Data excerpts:
▼
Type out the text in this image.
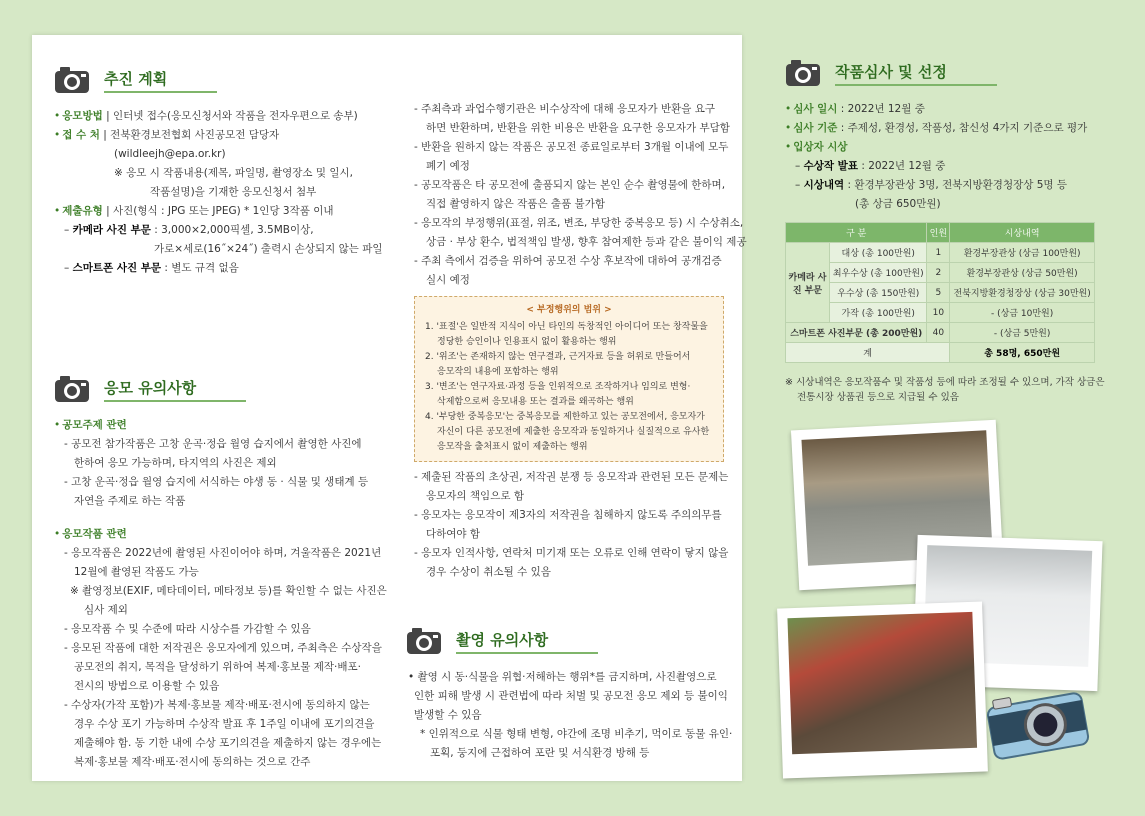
추진 계획
• 응모방법 | 인터넷 접수(응모신청서와 작품을 전자우편으로 송부)
• 접 수 처 | 전북환경보전협회 사진공모전 담당자
(wildleejh@epa.or.kr)
※ 응모 시 작품내용(제목, 파일명, 촬영장소 및 일시,
작품설명)을 기재한 응모신청서 첨부
• 제출유형 | 사진(형식 : JPG 또는 JPEG) * 1인당 3작품 이내
– 카메라 사진 부문 : 3,000×2,000픽셀, 3.5MB이상,
가로×세로(16˝×24˝) 출력시 손상되지 않는 파일
– 스마트폰 사진 부문 : 별도 규격 없음
응모 유의사항
• 공모주제 관련
- 공모전 참가작품은 고창 운곡·정읍 월영 습지에서 촬영한 사진에
한하여 응모 가능하며, 타지역의 사진은 제외
- 고창 운곡·정읍 월영 습지에 서식하는 야생 동 · 식물 및 생태계 등
자연을 주제로 하는 작품
• 응모작품 관련
- 응모작품은 2022년에 촬영된 사진이어야 하며, 겨울작품은 2021년
12월에 촬영된 작품도 가능
※ 촬영정보(EXIF, 메타데이터, 메타정보 등)를 확인할 수 없는 사진은
심사 제외
- 응모작품 수 및 수준에 따라 시상수를 가감할 수 있음
- 응모된 작품에 대한 저작권은 응모자에게 있으며, 주최측은 수상작을
공모전의 취지, 목적을 달성하기 위하여 복제·홍보물 제작·배포·
전시의 방법으로 이용할 수 있음
- 수상자(가작 포함)가 복제·홍보물 제작·배포·전시에 동의하지 않는
경우 수상 포기 가능하며 수상작 발표 후 1주일 이내에 포기의견을
제출해야 함. 동 기한 내에 수상 포기의견을 제출하지 않는 경우에는
복제·홍보물 제작·배포·전시에 동의하는 것으로 간주
- 주최측과 과업수행기관은 비수상작에 대해 응모자가 반환을 요구
하면 반환하며, 반환을 위한 비용은 반환을 요구한 응모자가 부담함
- 반환을 원하지 않는 작품은 공모전 종료일로부터 3개월 이내에 모두
폐기 예정
- 공모작품은 타 공모전에 출품되지 않는 본인 순수 촬영물에 한하며,
직접 촬영하지 않은 작품은 출품 불가함
- 응모작의 부정행위(표절, 위조, 변조, 부당한 중복응모 등) 시 수상취소,
상금 · 부상 환수, 법적책임 발생, 향후 참여제한 등과 같은 불이익 제공
- 주최 측에서 검증을 위하여 공모전 수상 후보작에 대하여 공개검증
실시 예정
< 부정행위의 범위 >
1. '표절'은 일반적 지식이 아닌 타인의 독창적인 아이디어 또는 창작물을
정당한 승인이나 인용표시 없이 활용하는 행위
2. '위조'는 존재하지 않는 연구결과, 근거자료 등을 허위로 만들어서
응모작의 내용에 포함하는 행위
3. '변조'는 연구자료·과정 등을 인위적으로 조작하거나 임의로 변형·
삭제함으로써 응모내용 또는 결과를 왜곡하는 행위
4. '부당한 중복응모'는 중복응모를 제한하고 있는 공모전에서, 응모자가
자신이 다른 공모전에 제출한 응모작과 동일하거나 실질적으로 유사한
응모작을 출처표시 없이 제출하는 행위
- 제출된 작품의 초상권, 저작권 분쟁 등 응모작과 관련된 모든 문제는
응모자의 책임으로 함
- 응모자는 응모작이 제3자의 저작권을 침해하지 않도록 주의의무를
다하여야 함
- 응모자 인적사항, 연락처 미기재 또는 오류로 인해 연락이 닿지 않을
경우 수상이 취소될 수 있음
촬영 유의사항
• 촬영 시 동·식물을 위협·저해하는 행위*를 금지하며, 사진촬영으로
인한 피해 발생 시 관련법에 따라 처벌 및 공모전 응모 제외 등 불이익
발생할 수 있음
* 인위적으로 식물 형태 변형, 야간에 조명 비추기, 먹이로 동물 유인·
포획, 둥지에 근접하여 포란 및 서식환경 방해 등
작품심사 및 선정
• 심사 일시 : 2022년 12월 중
• 심사 기준 : 주제성, 환경성, 작품성, 참신성 4가지 기준으로 평가
• 입상자 시상
– 수상작 발표 : 2022년 12월 중
– 시상내역 : 환경부장관상 3명, 전북지방환경청장상 5명 등
(총 상금 650만원)
구 분		인원	시상내역
카메라 사진 부문	대상 (총 100만원)	1	환경부장관상 (상금 100만원)
	최우수상 (총 100만원)	2	환경부장관상 (상금 50만원)
	우수상 (총 150만원)	5	전북지방환경청장상 (상금 30만원)
	가작 (총 100만원)	10	- (상금 10만원)
스마트폰 사진부문 (총 200만원)		40	- (상금 5만원)
계			총 58명, 650만원
※ 시상내역은 응모작품수 및 작품성 등에 따라 조정될 수 있으며, 가작 상금은
전통시장 상품권 등으로 지급될 수 있음
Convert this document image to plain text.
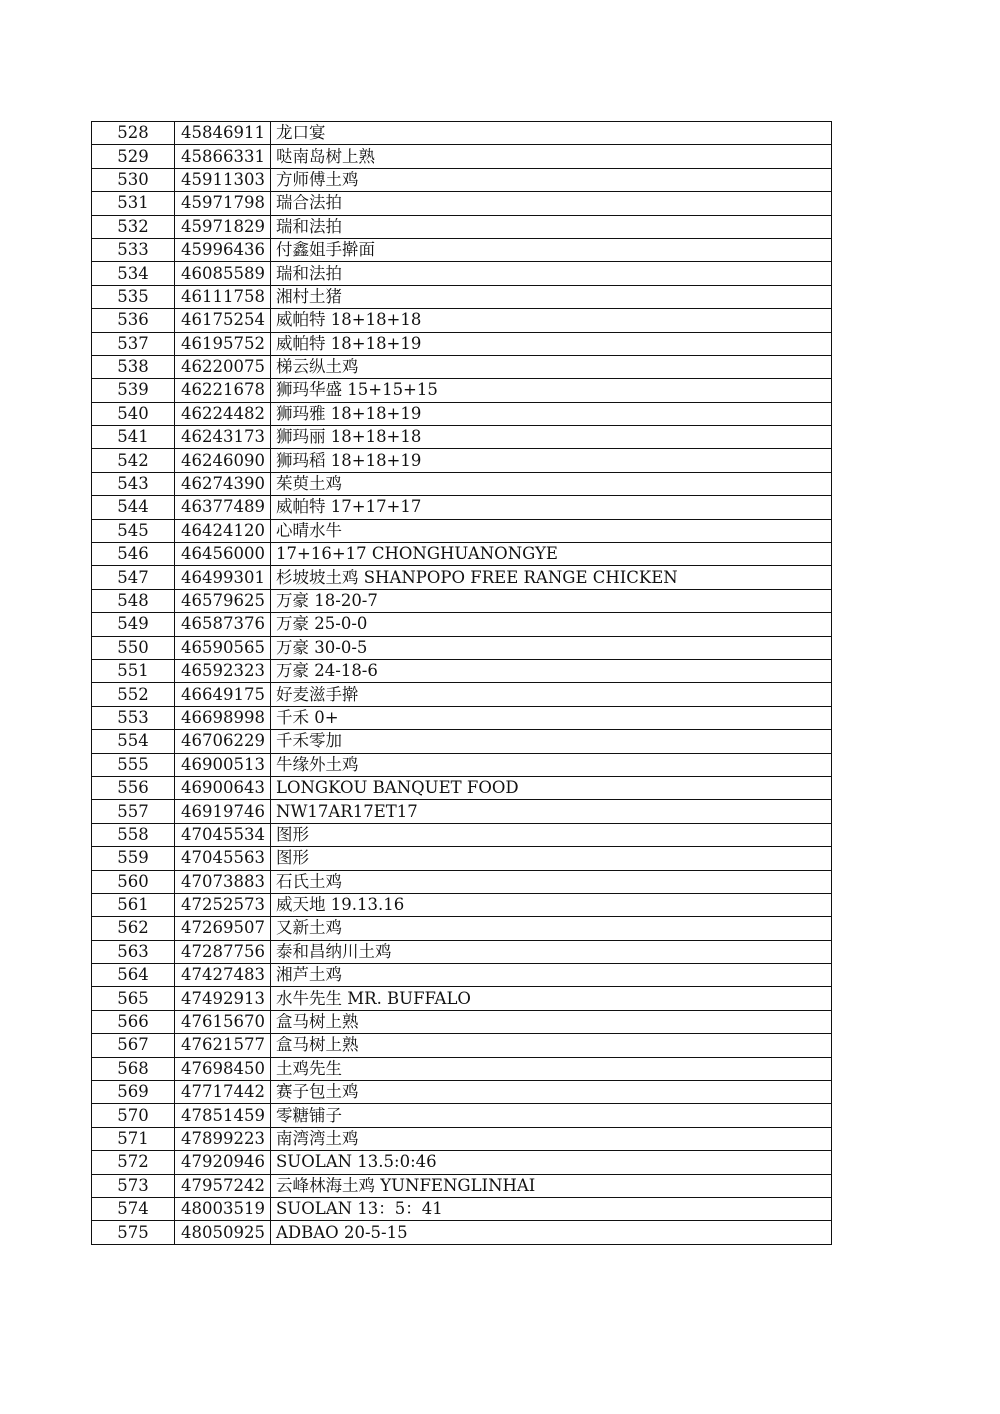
528	45846911	龙口宴
529	45866331	哒南岛树上熟
530	45911303	方师傅土鸡
531	45971798	瑞合法拍
532	45971829	瑞和法拍
533	45996436	付鑫姐手擀面
534	46085589	瑞和法拍
535	46111758	湘村土猪
536	46175254	威帕特 18+18+18
537	46195752	威帕特 18+18+19
538	46220075	梯云纵土鸡
539	46221678	狮玛华盛 15+15+15
540	46224482	狮玛雅 18+18+19
541	46243173	狮玛丽 18+18+18
542	46246090	狮玛稻 18+18+19
543	46274390	茱萸土鸡
544	46377489	威帕特 17+17+17
545	46424120	心晴水牛
546	46456000	17+16+17 CHONGHUANONGYE
547	46499301	杉坡坡土鸡 SHANPOPO FREE RANGE CHICKEN
548	46579625	万豪 18-20-7
549	46587376	万豪 25-0-0
550	46590565	万豪 30-0-5
551	46592323	万豪 24-18-6
552	46649175	好麦滋手擀
553	46698998	千禾 0+
554	46706229	千禾零加
555	46900513	牛缘外土鸡
556	46900643	LONGKOU BANQUET FOOD
557	46919746	NW17AR17ET17
558	47045534	图形
559	47045563	图形
560	47073883	石氏土鸡
561	47252573	威天地 19.13.16
562	47269507	又新土鸡
563	47287756	泰和昌纳川土鸡
564	47427483	湘芦土鸡
565	47492913	水牛先生 MR. BUFFALO
566	47615670	盒马树上熟
567	47621577	盒马树上熟
568	47698450	土鸡先生
569	47717442	赛子包土鸡
570	47851459	零糖铺子
571	47899223	南湾湾土鸡
572	47920946	SUOLAN 13.5:0:46
573	47957242	云峰林海土鸡 YUNFENGLINHAI
574	48003519	SUOLAN 13：5：41
575	48050925	ADBAO 20-5-15
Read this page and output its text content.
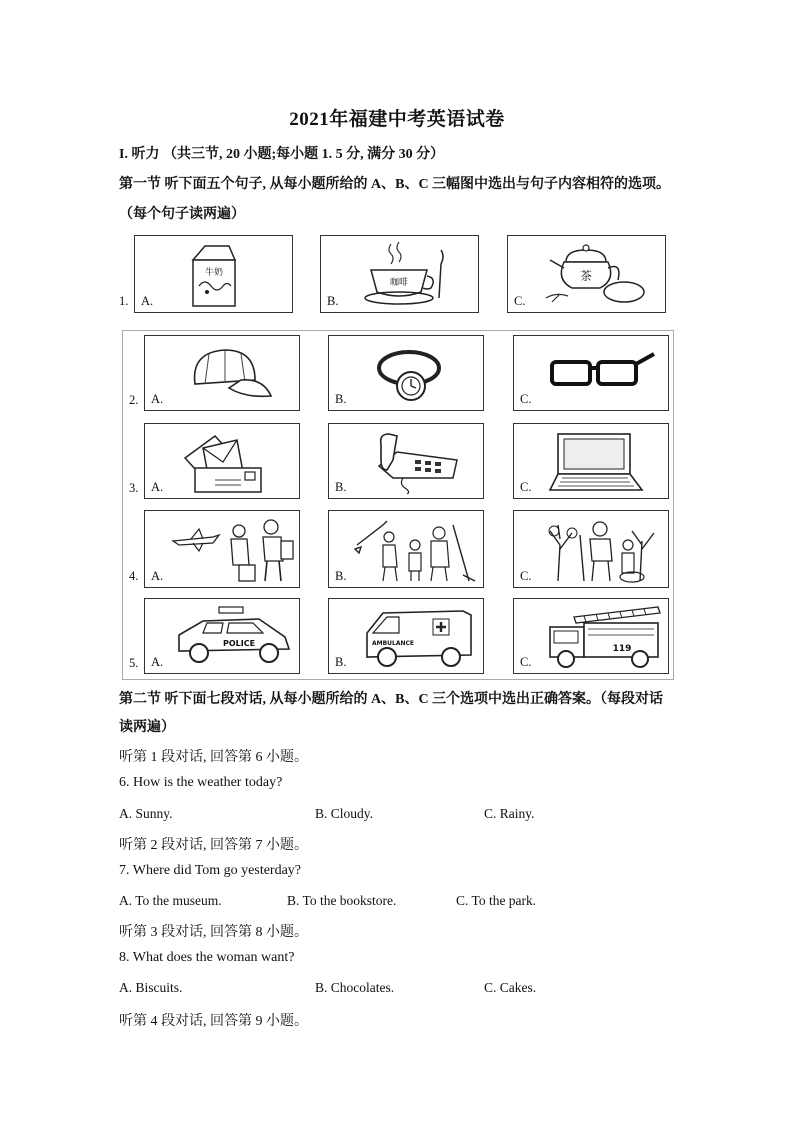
2021年福建中考英语试卷
I. 听力 （共三节, 20 小题;每小题 1. 5 分, 满分 30 分）
第一节 听下面五个句子, 从每小题所给的 A、B、C 三幅图中选出与句子内容相符的选项。
（每个句子读两遍）
1.
牛奶
A.
咖啡
B.
茶
C.
2. A.	B.	C.
3. A.	B.	C.
4. A.	B.	C.
5.
POLICE
A.
AMBULANCE
B.
119
C.
第二节 听下面七段对话, 从每小题所给的 A、B、C 三个选项中选出正确答案。（每段对话
读两遍）
听第 1 段对话, 回答第 6 小题。
6. How is the weather today?
A. Sunny.	B. Cloudy.	C. Rainy.
听第 2 段对话, 回答第 7 小题。
7. Where did Tom go yesterday?
A. To the museum.	B. To the bookstore.	C. To the park.
听第 3 段对话, 回答第 8 小题。
8. What does the woman want?
A. Biscuits.	B. Chocolates.	C. Cakes.
听第 4 段对话, 回答第 9 小题。
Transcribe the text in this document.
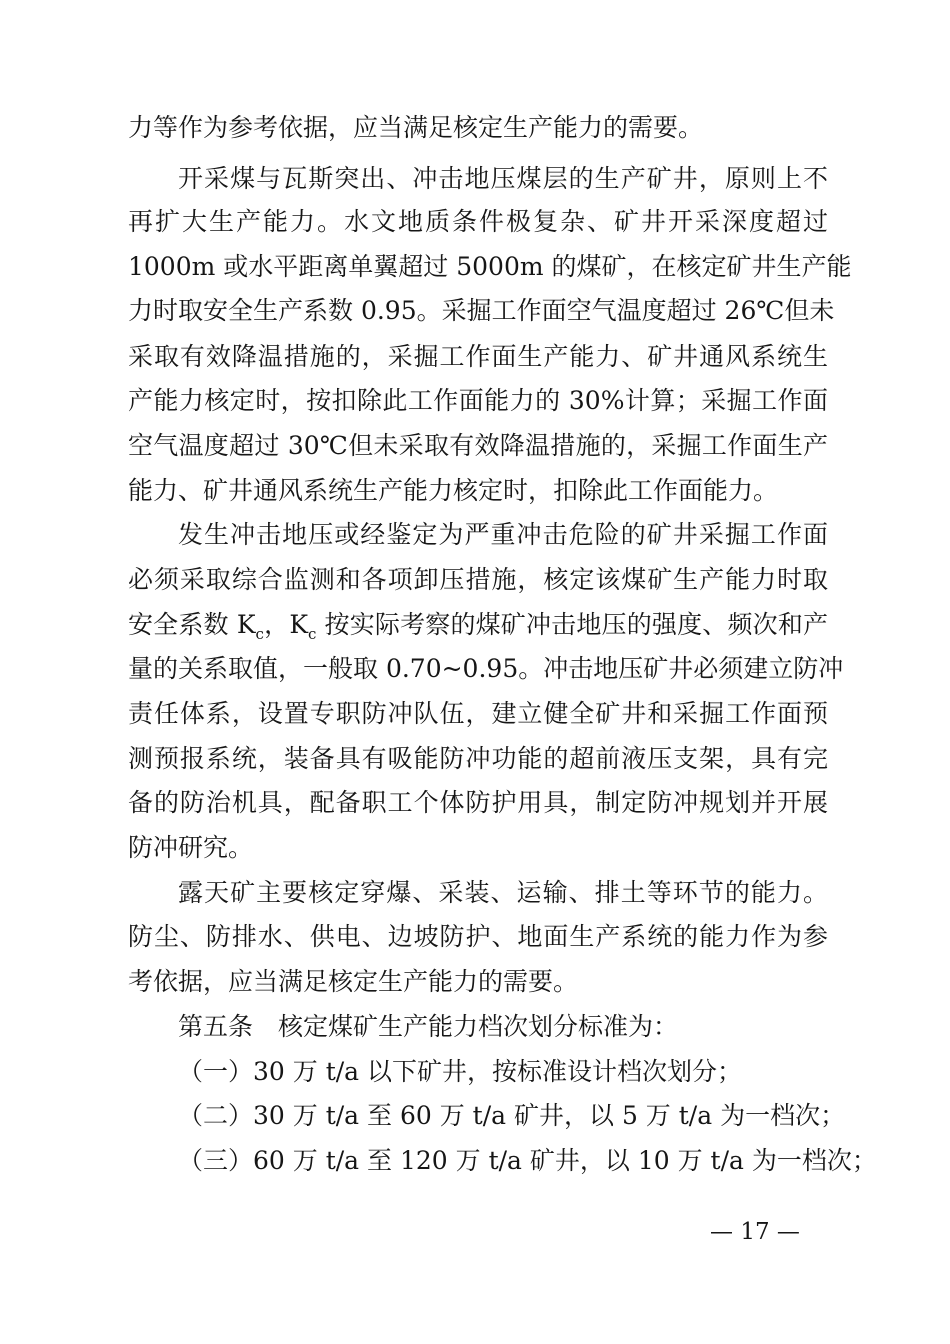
力等作为参考依据，应当满足核定生产能力的需要。
开采煤与瓦斯突出、冲击地压煤层的生产矿井，原则上不
再扩大生产能力。水文地质条件极复杂、矿井开采深度超过
1000m 或水平距离单翼超过 5000m 的煤矿，在核定矿井生产能
力时取安全生产系数 0.95。采掘工作面空气温度超过 26℃但未
采取有效降温措施的，采掘工作面生产能力、矿井通风系统生
产能力核定时，按扣除此工作面能力的 30%计算；采掘工作面
空气温度超过 30℃但未采取有效降温措施的，采掘工作面生产
能力、矿井通风系统生产能力核定时，扣除此工作面能力。
发生冲击地压或经鉴定为严重冲击危险的矿井采掘工作面
必须采取综合监测和各项卸压措施，核定该煤矿生产能力时取
安全系数 $K_c$，$K_c$ 按实际考察的煤矿冲击地压的强度、频次和产
量的关系取值，一般取 0.70~0.95。冲击地压矿井必须建立防冲
责任体系，设置专职防冲队伍，建立健全矿井和采掘工作面预
测预报系统，装备具有吸能防冲功能的超前液压支架，具有完
备的防治机具，配备职工个体防护用具，制定防冲规划并开展
防冲研究。
露天矿主要核定穿爆、采装、运输、排土等环节的能力。
防尘、防排水、供电、边坡防护、地面生产系统的能力作为参
考依据，应当满足核定生产能力的需要。
第五条　核定煤矿生产能力档次划分标准为：
（一）30 万 t/a 以下矿井，按标准设计档次划分；
（二）30 万 t/a 至 60 万 t/a 矿井，以 5 万 t/a 为一档次；
（三）60 万 t/a 至 120 万 t/a 矿井，以 10 万 t/a 为一档次；
— 17 —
▲
What is expected: Print only the lines from the line that contains "Transcribe the text in this document." to the final line of the data, inclusive. Pictures stay out.

The result:
Transcribe the text in this document.
力等作为参考依据，应当满足核定生产能力的需要。
开采煤与瓦斯突出、冲击地压煤层的生产矿井，原则上不
再扩大生产能力。水文地质条件极复杂、矿井开采深度超过
1000m 或水平距离单翼超过 5000m 的煤矿，在核定矿井生产能
力时取安全生产系数 0.95。采掘工作面空气温度超过 26℃但未
采取有效降温措施的，采掘工作面生产能力、矿井通风系统生
产能力核定时，按扣除此工作面能力的 30%计算；采掘工作面
空气温度超过 30℃但未采取有效降温措施的，采掘工作面生产
能力、矿井通风系统生产能力核定时，扣除此工作面能力。
发生冲击地压或经鉴定为严重冲击危险的矿井采掘工作面
必须采取综合监测和各项卸压措施，核定该煤矿生产能力时取
安全系数 $K_c$，$K_c$ 按实际考察的煤矿冲击地压的强度、频次和产
量的关系取值，一般取 0.70~0.95。冲击地压矿井必须建立防冲
责任体系，设置专职防冲队伍，建立健全矿井和采掘工作面预
测预报系统，装备具有吸能防冲功能的超前液压支架，具有完
备的防治机具，配备职工个体防护用具，制定防冲规划并开展
防冲研究。
露天矿主要核定穿爆、采装、运输、排土等环节的能力。
防尘、防排水、供电、边坡防护、地面生产系统的能力作为参
考依据，应当满足核定生产能力的需要。
第五条　核定煤矿生产能力档次划分标准为：
（一）30 万 t/a 以下矿井，按标准设计档次划分；
（二）30 万 t/a 至 60 万 t/a 矿井，以 5 万 t/a 为一档次；
（三）60 万 t/a 至 120 万 t/a 矿井，以 10 万 t/a 为一档次；
— 17 —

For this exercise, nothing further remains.